Which lines hold the string "into"? Copy every one of them.
§
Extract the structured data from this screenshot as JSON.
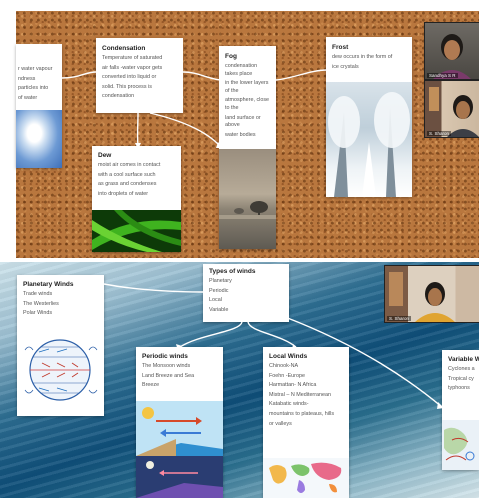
{
  "board1": {
    "water_card": {
      "lines": [
        "r water vapour",
        "ndness",
        "particles into",
        "of water"
      ]
    },
    "condensation": {
      "title": "Condensation",
      "lines": [
        "Temperature of saturated",
        "air falls -water vapor gets",
        "converted into liquid or",
        "solid. This process is",
        "condensation"
      ]
    },
    "fog": {
      "title": "Fog",
      "lines": [
        "condensation takes place",
        "in the lower layers of the",
        "atmosphere, close to the",
        "land surface or above",
        "water bodies"
      ]
    },
    "frost": {
      "title": "Frost",
      "lines": [
        "dew occurs in the form of",
        "ice crystals"
      ]
    },
    "dew": {
      "title": "Dew",
      "lines": [
        "moist air comes in contact",
        "with a cool surface such",
        "as grass and condenses",
        "into droplets of water"
      ]
    },
    "participants": [
      {
        "name": "Sandhya S R"
      },
      {
        "name": "S. Sharon"
      }
    ]
  },
  "board2": {
    "types": {
      "title": "Types of winds",
      "lines": [
        "Planetary",
        "Periodic",
        "Local",
        "Variable"
      ]
    },
    "planetary": {
      "title": "Planetary Winds",
      "lines": [
        "Trade winds",
        "The Westerlies",
        "Polar Winds"
      ]
    },
    "periodic": {
      "title": "Periodic winds",
      "lines": [
        "The Monsoon winds",
        "Land Breeze and Sea",
        "Breeze"
      ]
    },
    "local": {
      "title": "Local Winds",
      "lines": [
        "Chinook-NA",
        "Foehn -Europe",
        "Harmattan- N Africa",
        "Mistral – N Mediterranean",
        "Katabatic winds-",
        "mountains to plateaus, hills",
        "or valleys"
      ]
    },
    "variable": {
      "title": "Variable W",
      "lines": [
        "Cyclones a",
        "Tropical cy",
        "typhoons"
      ]
    },
    "participant": {
      "name": "S. Sharon"
    }
  },
  "colors": {
    "cork": "#b9773e",
    "card": "#ffffff",
    "ocean": "#0f4f7a"
  }
}
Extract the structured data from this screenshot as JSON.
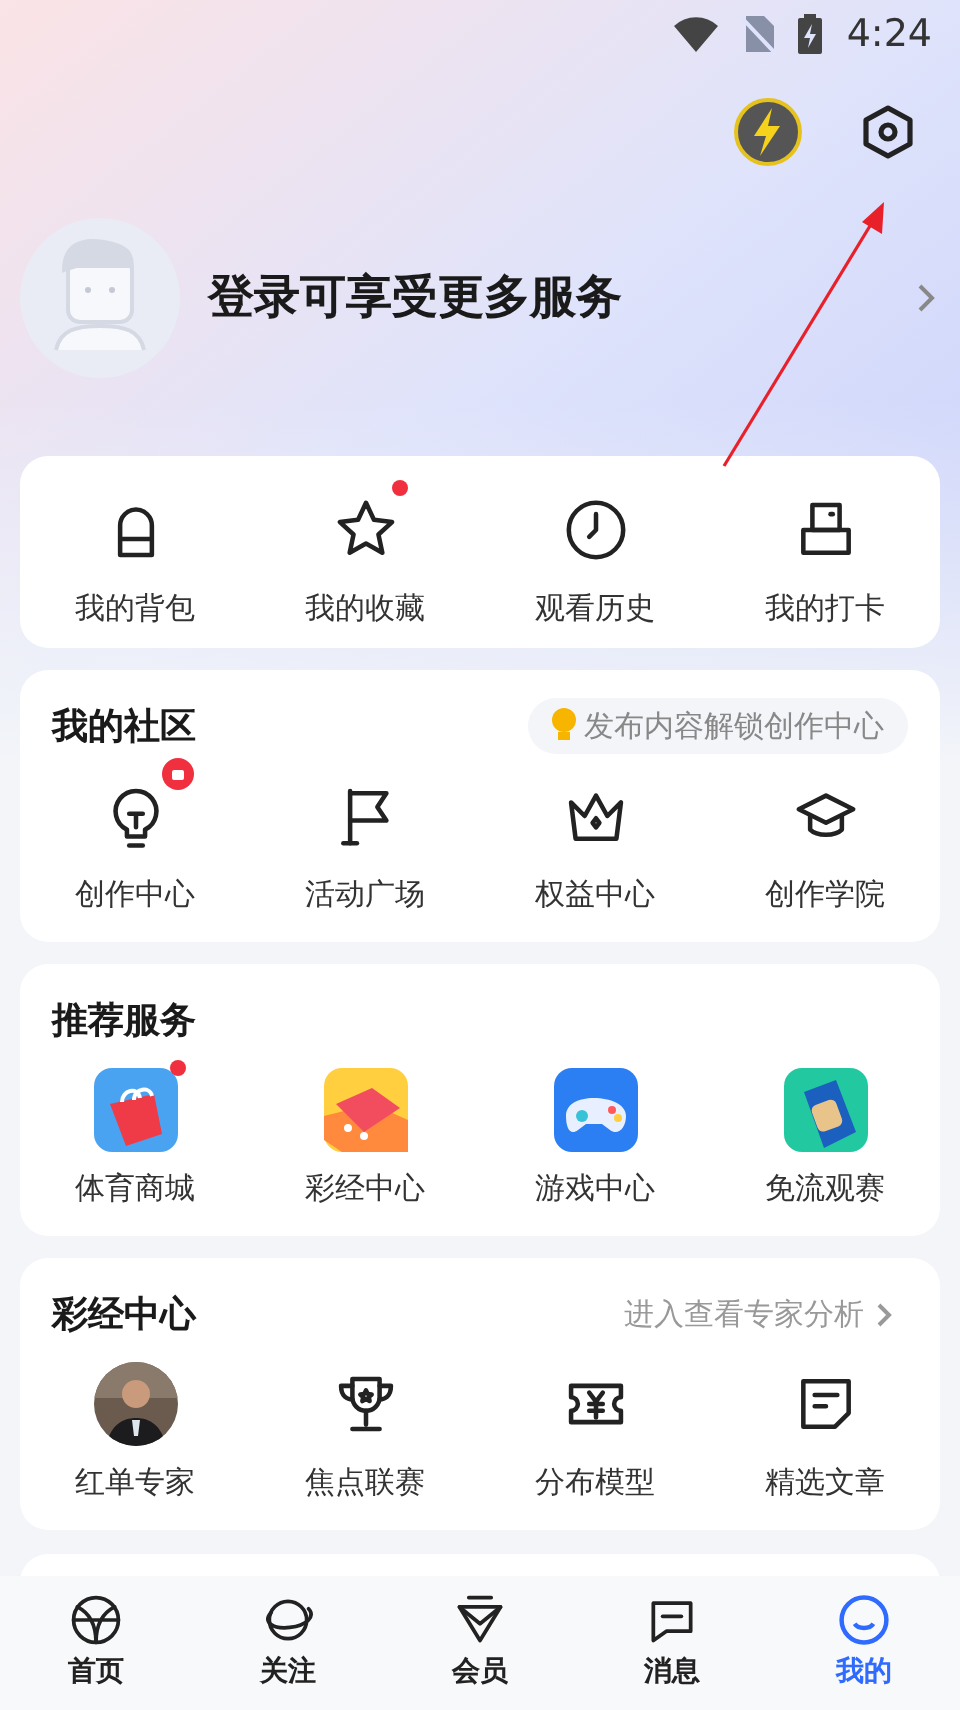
{
  "status_bar": {
    "time": "4:24"
  },
  "profile": {
    "prompt": "登录可享受更多服务"
  },
  "quick_links": [
    {
      "label": "我的背包",
      "has_dot": false
    },
    {
      "label": "我的收藏",
      "has_dot": true
    },
    {
      "label": "观看历史",
      "has_dot": false
    },
    {
      "label": "我的打卡",
      "has_dot": false
    }
  ],
  "sections": [
    {
      "title": "我的社区",
      "hint": "发布内容解锁创作中心",
      "items": [
        {
          "label": "创作中心",
          "locked": true
        },
        {
          "label": "活动广场",
          "locked": false
        },
        {
          "label": "权益中心",
          "locked": false
        },
        {
          "label": "创作学院",
          "locked": false
        }
      ]
    },
    {
      "title": "推荐服务",
      "items": [
        {
          "label": "体育商城",
          "has_dot": true
        },
        {
          "label": "彩经中心",
          "has_dot": false
        },
        {
          "label": "游戏中心",
          "has_dot": false
        },
        {
          "label": "免流观赛",
          "has_dot": false
        }
      ]
    },
    {
      "title": "彩经中心",
      "link": "进入查看专家分析",
      "items": [
        {
          "label": "红单专家"
        },
        {
          "label": "焦点联赛"
        },
        {
          "label": "分布模型"
        },
        {
          "label": "精选文章"
        }
      ]
    }
  ],
  "tab_bar": [
    {
      "label": "首页",
      "selected": false
    },
    {
      "label": "关注",
      "selected": false
    },
    {
      "label": "会员",
      "selected": false
    },
    {
      "label": "消息",
      "selected": false
    },
    {
      "label": "我的",
      "selected": true
    }
  ]
}
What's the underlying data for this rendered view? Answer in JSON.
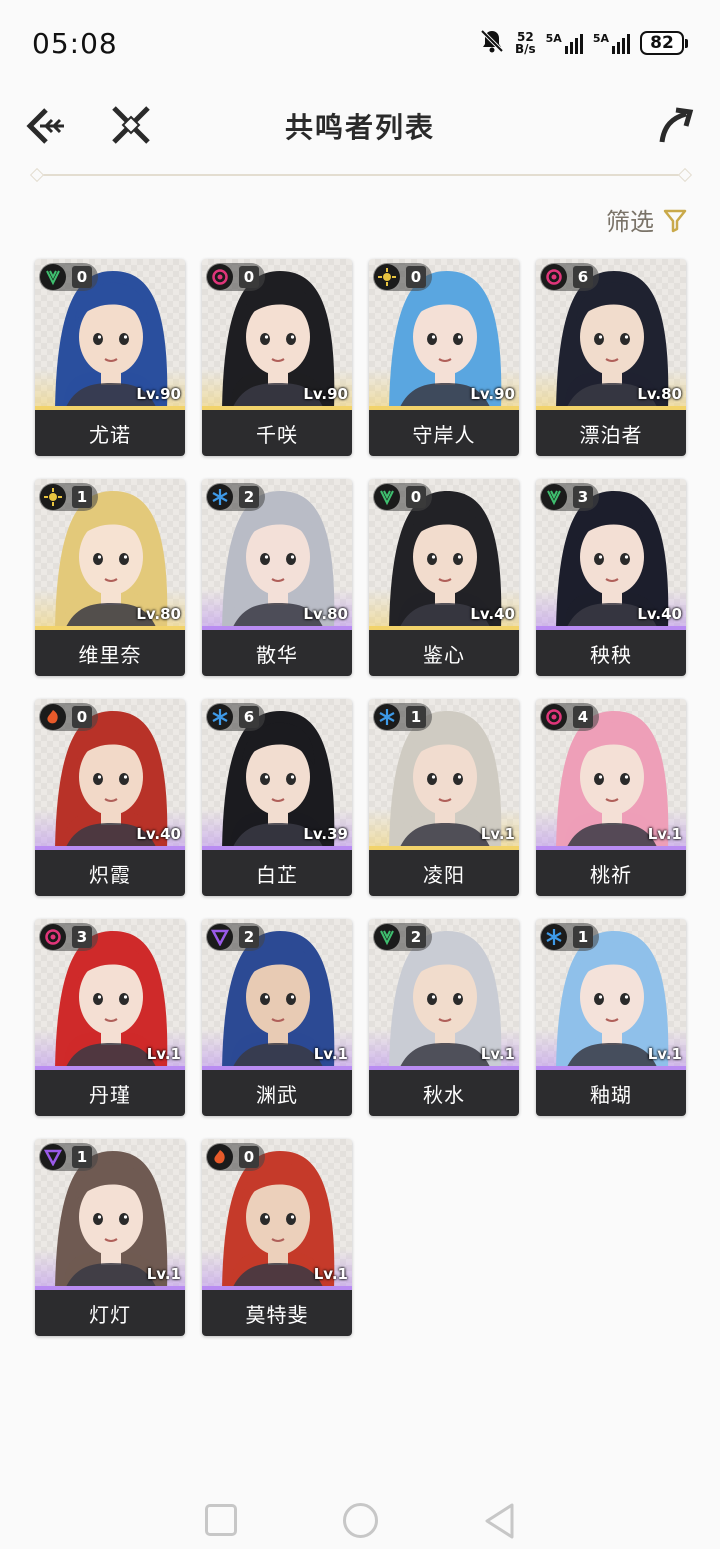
{
  "status_bar": {
    "time": "05:08",
    "net_speed_value": "52",
    "net_speed_unit": "B/s",
    "signal1_label": "5A",
    "signal2_label": "5A",
    "battery": "82"
  },
  "header": {
    "title": "共鸣者列表",
    "back_icon": "double-chevron-left-icon",
    "close_icon": "cross-icon",
    "share_icon": "curved-arrow-icon"
  },
  "filter": {
    "label": "筛选",
    "icon": "funnel-icon",
    "accent": "#c9a94a"
  },
  "elements": {
    "aero": "#3fbf6f",
    "fusion": "#e85a2a",
    "havoc": "#e0357a",
    "spectro": "#e8c440",
    "glacio": "#3e9ae8",
    "electro": "#9a5ae8"
  },
  "characters": [
    {
      "name": "尤诺",
      "level": "Lv.90",
      "sequence": "0",
      "element": "aero",
      "rarity": "gold",
      "hair": "#2a4f9e",
      "skin": "#f3dccb"
    },
    {
      "name": "千咲",
      "level": "Lv.90",
      "sequence": "0",
      "element": "havoc",
      "rarity": "gold",
      "hair": "#1e1e22",
      "skin": "#f4dfd2"
    },
    {
      "name": "守岸人",
      "level": "Lv.90",
      "sequence": "0",
      "element": "spectro",
      "rarity": "gold",
      "hair": "#5aa6e0",
      "skin": "#f4e0d6"
    },
    {
      "name": "漂泊者",
      "level": "Lv.80",
      "sequence": "6",
      "element": "havoc",
      "rarity": "gold",
      "hair": "#1f2230",
      "skin": "#f1dccc"
    },
    {
      "name": "维里奈",
      "level": "Lv.80",
      "sequence": "1",
      "element": "spectro",
      "rarity": "gold",
      "hair": "#e3c97a",
      "skin": "#f6e2d2"
    },
    {
      "name": "散华",
      "level": "Lv.80",
      "sequence": "2",
      "element": "glacio",
      "rarity": "purple",
      "hair": "#b9bcc6",
      "skin": "#f3e0d8"
    },
    {
      "name": "鉴心",
      "level": "Lv.40",
      "sequence": "0",
      "element": "aero",
      "rarity": "gold",
      "hair": "#222226",
      "skin": "#f2dccd"
    },
    {
      "name": "秧秧",
      "level": "Lv.40",
      "sequence": "3",
      "element": "aero",
      "rarity": "purple",
      "hair": "#1c1e2c",
      "skin": "#f3dfd4"
    },
    {
      "name": "炽霞",
      "level": "Lv.40",
      "sequence": "0",
      "element": "fusion",
      "rarity": "purple",
      "hair": "#b83228",
      "skin": "#f2d9c8"
    },
    {
      "name": "白芷",
      "level": "Lv.39",
      "sequence": "6",
      "element": "glacio",
      "rarity": "purple",
      "hair": "#1b1b1f",
      "skin": "#f2ddd0"
    },
    {
      "name": "凌阳",
      "level": "Lv.1",
      "sequence": "1",
      "element": "glacio",
      "rarity": "gold",
      "hair": "#cfcbc2",
      "skin": "#f1dccf"
    },
    {
      "name": "桃祈",
      "level": "Lv.1",
      "sequence": "4",
      "element": "havoc",
      "rarity": "purple",
      "hair": "#ee9fb8",
      "skin": "#f4e0d6"
    },
    {
      "name": "丹瑾",
      "level": "Lv.1",
      "sequence": "3",
      "element": "havoc",
      "rarity": "purple",
      "hair": "#cf2a2a",
      "skin": "#f4dfd3"
    },
    {
      "name": "渊武",
      "level": "Lv.1",
      "sequence": "2",
      "element": "electro",
      "rarity": "purple",
      "hair": "#2c4a94",
      "skin": "#e8cbb4"
    },
    {
      "name": "秋水",
      "level": "Lv.1",
      "sequence": "2",
      "element": "aero",
      "rarity": "purple",
      "hair": "#c9ccd4",
      "skin": "#f1dccc"
    },
    {
      "name": "釉瑚",
      "level": "Lv.1",
      "sequence": "1",
      "element": "glacio",
      "rarity": "purple",
      "hair": "#8fc0ea",
      "skin": "#f4e2da"
    },
    {
      "name": "灯灯",
      "level": "Lv.1",
      "sequence": "1",
      "element": "electro",
      "rarity": "purple",
      "hair": "#6f5a52",
      "skin": "#f4e0d4"
    },
    {
      "name": "莫特斐",
      "level": "Lv.1",
      "sequence": "0",
      "element": "fusion",
      "rarity": "purple",
      "hair": "#c53a2a",
      "skin": "#ecd0bb"
    }
  ],
  "nav_bar": {
    "recent_icon": "square-icon",
    "home_icon": "circle-icon",
    "back_icon": "triangle-back-icon"
  }
}
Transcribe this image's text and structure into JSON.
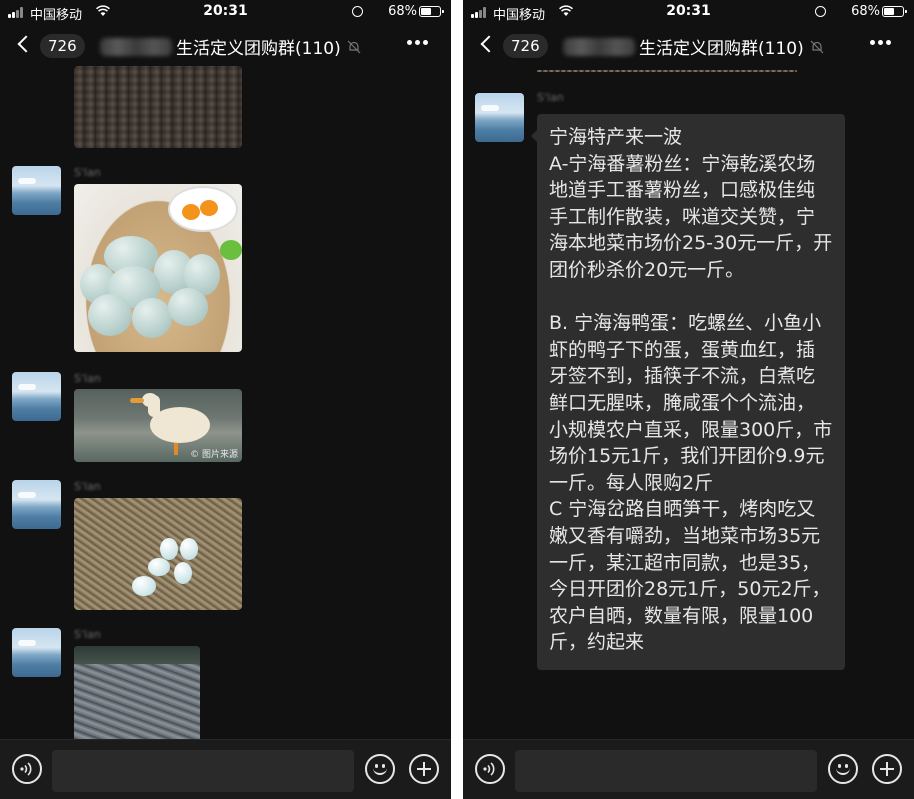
{
  "status_bar": {
    "carrier": "中国移动",
    "time": "20:31",
    "battery_percent": "68%"
  },
  "nav": {
    "unread_count": "726",
    "group_title": "生活定义团购群(110)"
  },
  "left_screen": {
    "messages": [
      {
        "type": "image",
        "subject": "dried-seafood-tiles"
      },
      {
        "sender": "S'lan",
        "type": "image",
        "subject": "sea-duck-eggs"
      },
      {
        "sender": "S'lan",
        "type": "image",
        "subject": "duck",
        "watermark": "© 图片来源"
      },
      {
        "sender": "S'lan",
        "type": "image",
        "subject": "eggs-in-nest"
      },
      {
        "sender": "S'lan",
        "type": "image",
        "subject": "sun-drying"
      }
    ]
  },
  "right_screen": {
    "message": {
      "sender": "S'lan",
      "text": "宁海特产来一波\nA-宁海番薯粉丝：宁海乾溪农场地道手工番薯粉丝，口感极佳纯手工制作散装，咪道交关赞，宁海本地菜市场价25-30元一斤，开团价秒杀价20元一斤。\n\nB. 宁海海鸭蛋：吃螺丝、小鱼小虾的鸭子下的蛋，蛋黄血红，插牙签不到，插筷子不流，白煮吃鲜口无腥味，腌咸蛋个个流油，小规模农户直采，限量300斤，市场价15元1斤，我们开团价9.9元一斤。每人限购2斤\nC 宁海岔路自晒笋干，烤肉吃又嫩又香有嚼劲，当地菜市场35元一斤，某江超市同款，也是35，今日开团价28元1斤，50元2斤，农户自晒，数量有限，限量100斤，约起来"
    }
  },
  "input": {
    "placeholder": ""
  },
  "icons": [
    "signal-icon",
    "wifi-icon",
    "orientation-lock-icon",
    "battery-icon",
    "back-chevron-icon",
    "mute-bell-icon",
    "more-dots-icon",
    "voice-icon",
    "emoji-icon",
    "plus-icon"
  ]
}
§
■ Worked solution
        "particles into",
        "converted into liquid or",
        "into droplets of water"
Transcribe this image's text and structure into JSON.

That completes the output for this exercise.